◆ **STORED ROWS**:
┌──

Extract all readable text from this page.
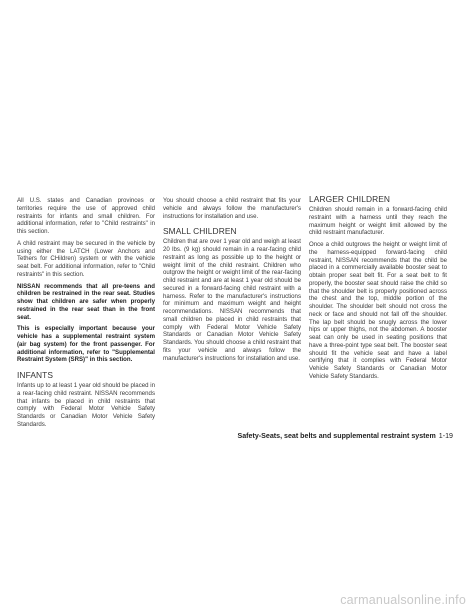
All U.S. states and Canadian provinces or territories require the use of approved child restraints for infants and small children. For additional information, refer to "Child restraints" in this section.

A child restraint may be secured in the vehicle by using either the LATCH (Lower Anchors and Tethers for CHildren) system or with the vehicle seat belt. For additional information, refer to "Child restraints" in this section.

NISSAN recommends that all pre-teens and children be restrained in the rear seat. Studies show that children are safer when properly restrained in the rear seat than in the front seat.

This is especially important because your vehicle has a supplemental restraint system (air bag system) for the front passenger. For additional information, refer to "Supplemental Restraint System (SRS)" in this section.

INFANTS

Infants up to at least 1 year old should be placed in a rear-facing child restraint. NISSAN recommends that infants be placed in child restraints that comply with Federal Motor Vehicle Safety Standards or Canadian Motor Vehicle Safety Standards.

You should choose a child restraint that fits your vehicle and always follow the manufacturer's instructions for installation and use.

SMALL CHILDREN

Children that are over 1 year old and weigh at least 20 lbs. (9 kg) should remain in a rear-facing child restraint as long as possible up to the height or weight limit of the child restraint. Children who outgrow the height or weight limit of the rear-facing child restraint and are at least 1 year old should be secured in a forward-facing child restraint with a harness. Refer to the manufacturer's instructions for minimum and maximum weight and height recommendations. NISSAN recommends that small children be placed in child restraints that comply with Federal Motor Vehicle Safety Standards or Canadian Motor Vehicle Safety Standards. You should choose a child restraint that fits your vehicle and always follow the manufacturer's instructions for installation and use.

LARGER CHILDREN

Children should remain in a forward-facing child restraint with a harness until they reach the maximum height or weight limit allowed by the child restraint manufacturer.

Once a child outgrows the height or weight limit of the harness-equipped forward-facing child restraint, NISSAN recommends that the child be placed in a commercially available booster seat to obtain proper seat belt fit. For a seat belt to fit properly, the booster seat should raise the child so that the shoulder belt is properly positioned across the chest and the top, middle portion of the shoulder. The shoulder belt should not cross the neck or face and should not fall off the shoulder. The lap belt should be snugly across the lower hips or upper thighs, not the abdomen. A booster seat can only be used in seating positions that have a three-point type seat belt. The booster seat should fit the vehicle seat and have a label certifying that it complies with Federal Motor Vehicle Safety Standards or Canadian Motor Vehicle Safety Standards.

Safety-Seats, seat belts and supplemental restraint system 1-19
carmanualsonline.info
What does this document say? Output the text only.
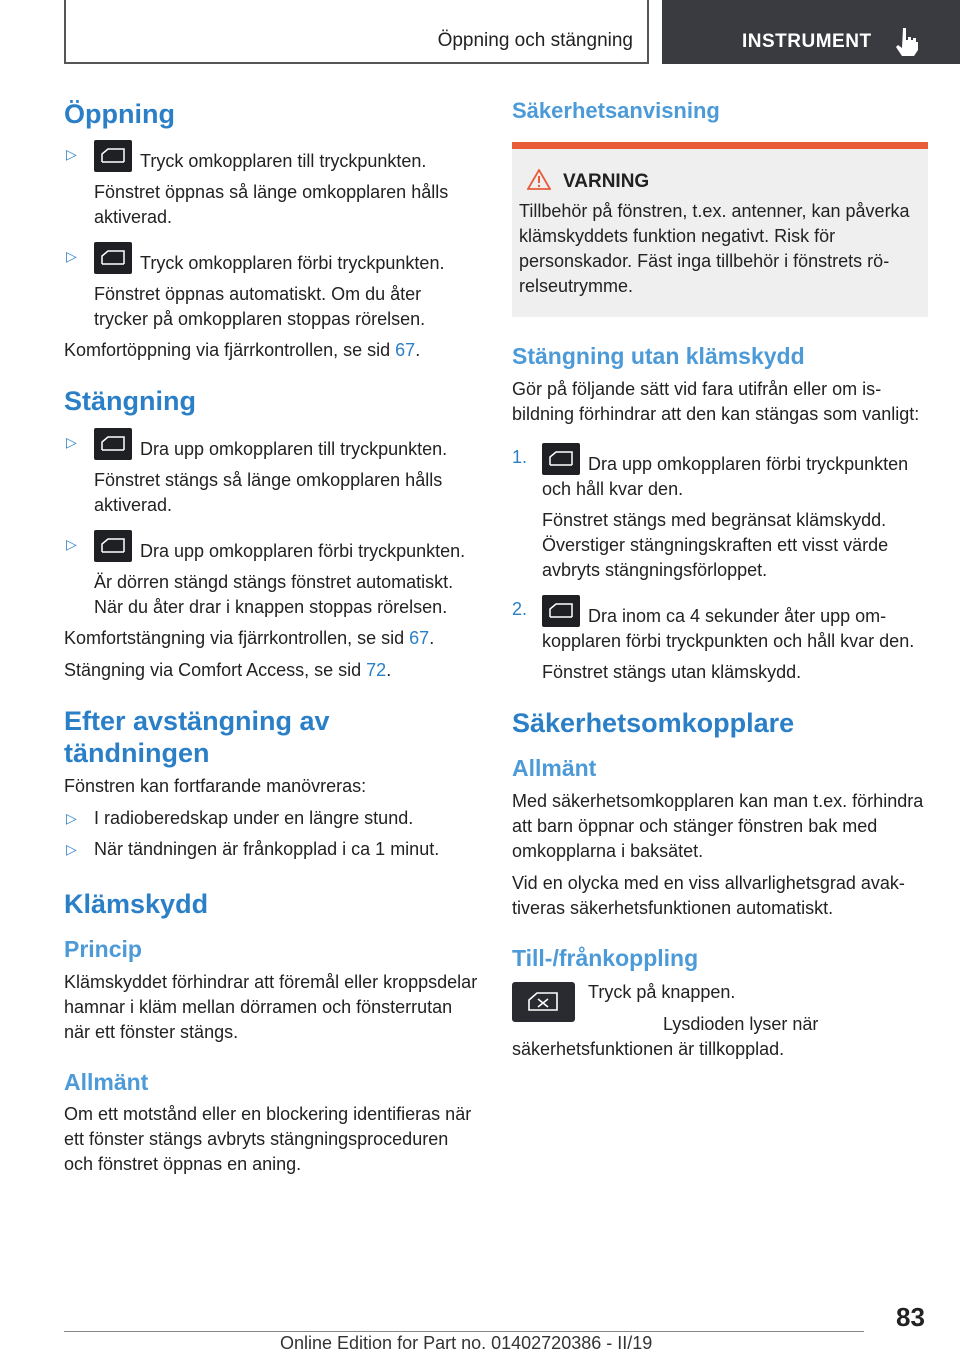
Öppning och stängning	INSTRUMENT
Öppning
▷	Tryck omkopplaren till tryckpunkten.
Fönstret öppnas så länge omkopplaren hålls aktiverad.
▷	Tryck omkopplaren förbi tryckpunkten.
Fönstret öppnas automatiskt. Om du åter trycker på omkopplaren stoppas rörelsen.

Komfortöppning via fjärrkontrollen, se sid 67.

Stängning
▷	Dra upp omkopplaren till tryckpunkten.
Fönstret stängs så länge omkopplaren hålls aktiverad.
▷	Dra upp omkopplaren förbi tryckpunkten.
Är dörren stängd stängs fönstret automatiskt. När du åter drar i knappen stoppas rörelsen.

Komfortstängning via fjärrkontrollen, se sid 67.

Stängning via Comfort Access, se sid 72.

Efter avstängning av tändningen

Fönstren kan fortfarande manövreras:

▷ I radioberedskap under en längre stund.
▷ När tändningen är frånkopplad i ca 1 minut.
Klämskydd
Princip

Klämskyddet förhindrar att föremål eller kroppsdelar hamnar i kläm mellan dörramen och fönsterrutan när ett fönster stängs.

Allmänt

Om ett motstånd eller en blockering identifieras när ett fönster stängs avbryts stängningsproceduren och fönstret öppnas en aning.

Säkerhetsanvisning
VARNING

Tillbehör på fönstren, t.ex. antenner, kan påverka klämskyddets funktion negativt. Risk för personskador. Fäst inga tillbehör i fönstrets rörelseutrymme.

Stängning utan klämskydd

Gör på följande sätt vid fara utifrån eller om isbildning förhindrar att den kan stängas som vanligt:

1.	Dra upp omkopplaren förbi tryckpunkten och håll kvar den.
Fönstret stängs med begränsat klämskydd. Överstiger stängningskraften ett visst värde avbryts stängningsförloppet.
2.	Dra inom ca 4 sekunder åter upp omkopplaren förbi tryckpunkten och håll kvar den.
Fönstret stängs utan klämskydd.
Säkerhetsomkopplare
Allmänt

Med säkerhetsomkopplaren kan man t.ex. förhindra att barn öppnar och stänger fönstren bak med omkopplarna i baksätet.

Vid en olycka med en viss allvarlighetsgrad avaktiveras säkerhetsfunktionen automatiskt.

Till-/frånkoppling

Tryck på knappen.

Lysdioden lyser när säkerhetsfunktionen är tillkopplad.

83
Online Edition for Part no. 01402720386 - II/19
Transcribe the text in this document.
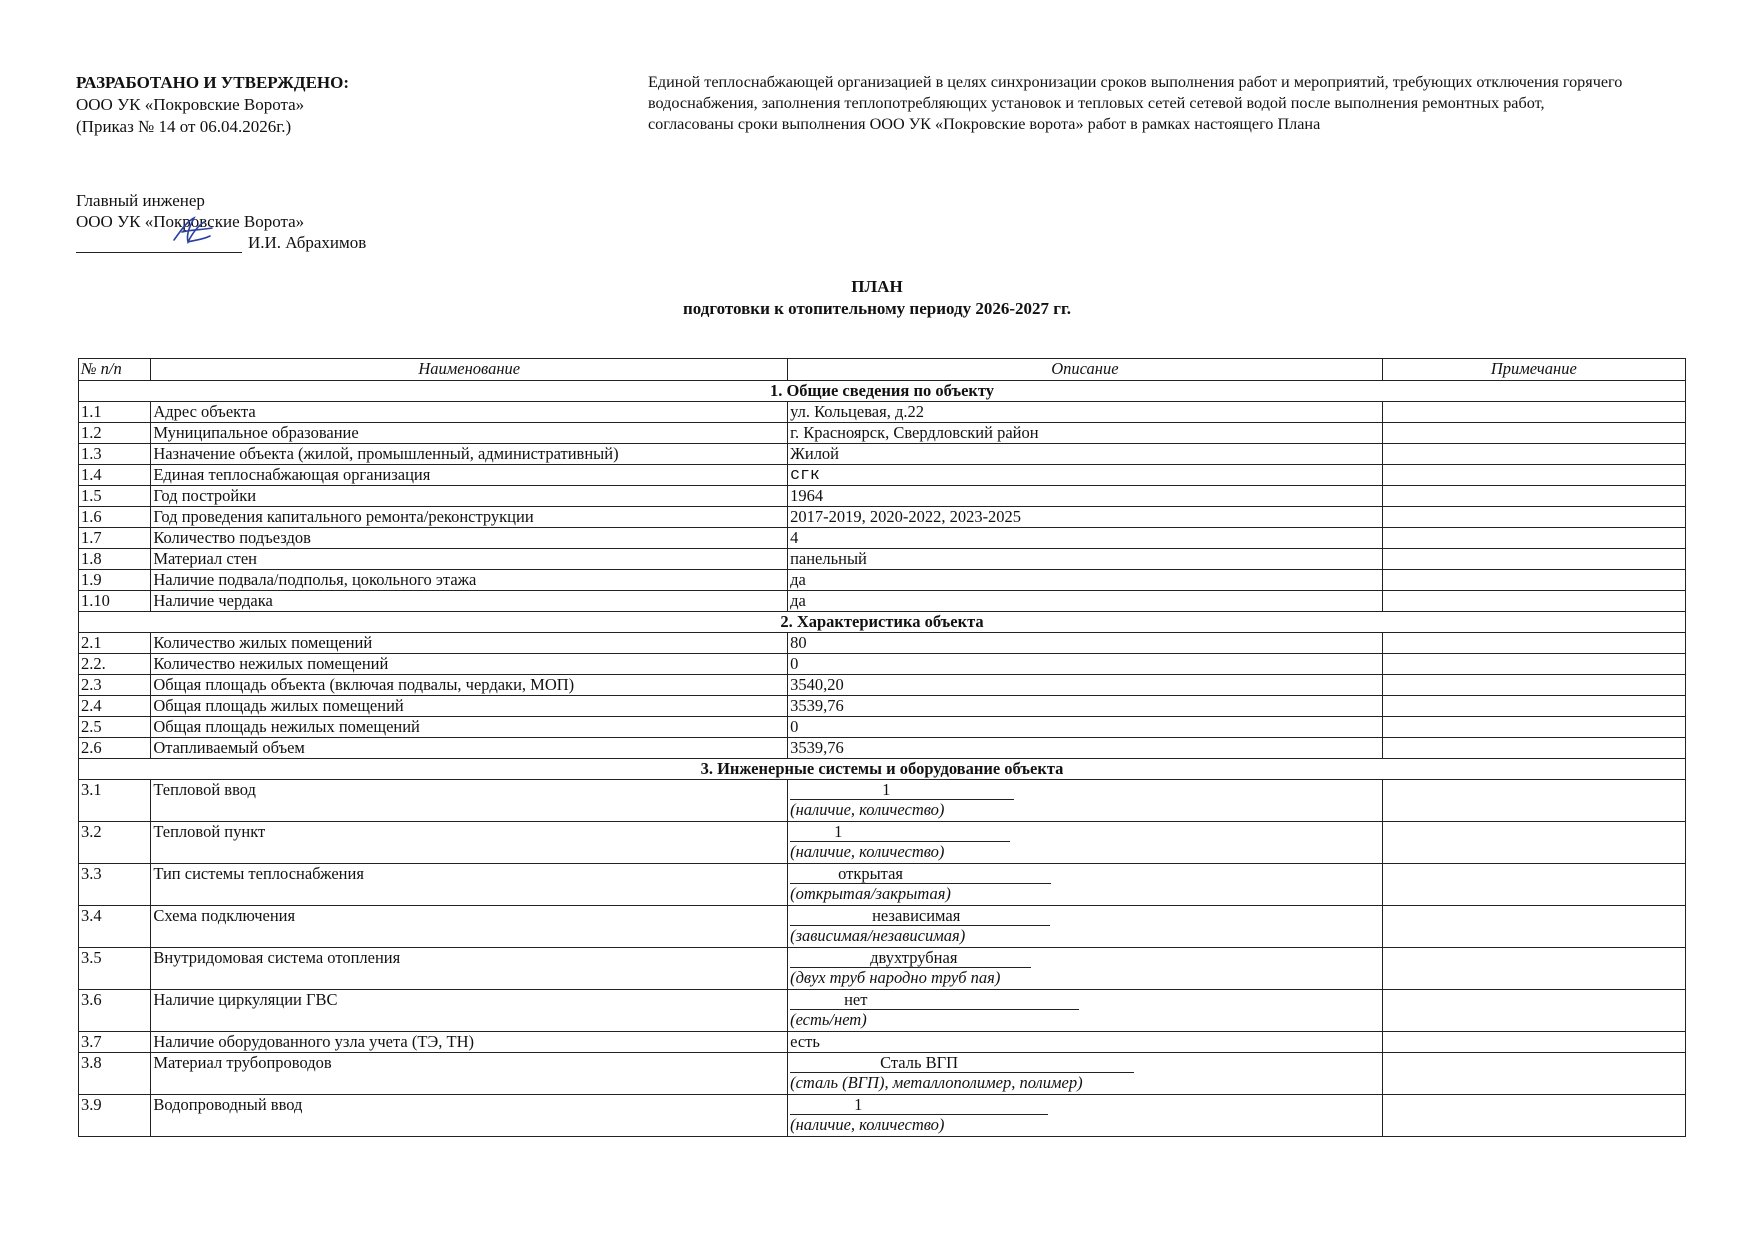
РАЗРАБОТАНО И УТВЕРЖДЕНО:
ООО УК «Покровские Ворота»
(Приказ № 14 от 06.04.2026г.)
Единой теплоснабжающей организацией в целях синхронизации сроков выполнения работ и мероприятий, требующих отключения горячего водоснабжения, заполнения теплопотребляющих установок и тепловых сетей сетевой водой после выполнения ремонтных работ, согласованы сроки выполнения ООО УК «Покровские ворота» работ в рамках настоящего Плана
Главный инженер
ООО УК «Покровские Ворота»
И.И. Абрахимов
ПЛАН
подготовки к отопительному периоду 2026-2027 гг.
№ п/п	Наименование	Описание	Примечание
1. Общие сведения по объекту			
1.1	Адрес объекта	ул. Кольцевая, д.22	
1.2	Муниципальное образование	г. Красноярск, Свердловский район	
1.3	Назначение объекта (жилой, промышленный, административный)	Жилой	
1.4	Единая теплоснабжающая организация	сгк	
1.5	Год постройки	1964	
1.6	Год проведения капитального ремонта/реконструкции	2017-2019, 2020-2022, 2023-2025	
1.7	Количество подъездов	4	
1.8	Материал стен	панельный	
1.9	Наличие подвала/подполья, цокольного этажа	да	
1.10	Наличие чердака	да	
2. Характеристика объекта			
2.1	Количество жилых помещений	80	
2.2.	Количество нежилых помещений	0	
2.3	Общая площадь объекта (включая подвалы, чердаки, МОП)	3540,20	
2.4	Общая площадь жилых помещений	3539,76	
2.5	Общая площадь нежилых помещений	0	
2.6	Отапливаемый объем	3539,76	
3. Инженерные системы и оборудование объекта			
3.1	Тепловой ввод	1
(наличие, количество)	

3.2	Тепловой пункт	1
(наличие, количество)	

3.3	Тип системы теплоснабжения	открытая
(открытая/закрытая)	

3.4	Схема подключения	независимая
(зависимая/независимая)	

3.5	Внутридомовая система отопления	двухтрубная
(двух труб народно труб пая)	

3.6	Наличие циркуляции ГВС	нет
(есть/нет)	

3.7	Наличие оборудованного узла учета (ТЭ, ТН)	есть	
3.8	Материал трубопроводов	Сталь ВГП
(сталь (ВГП), металлополимер, полимер)	

3.9	Водопроводный ввод	1
(наличие, количество)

└──

◆ **THE PROBLEM**: Extract all lines containing the word "системы".

◆ **SOLUTION TO THE PROBLEM**:
3. Инженерные системы и оборудование объекта			
3.3	Тип системы теплоснабжения	открытая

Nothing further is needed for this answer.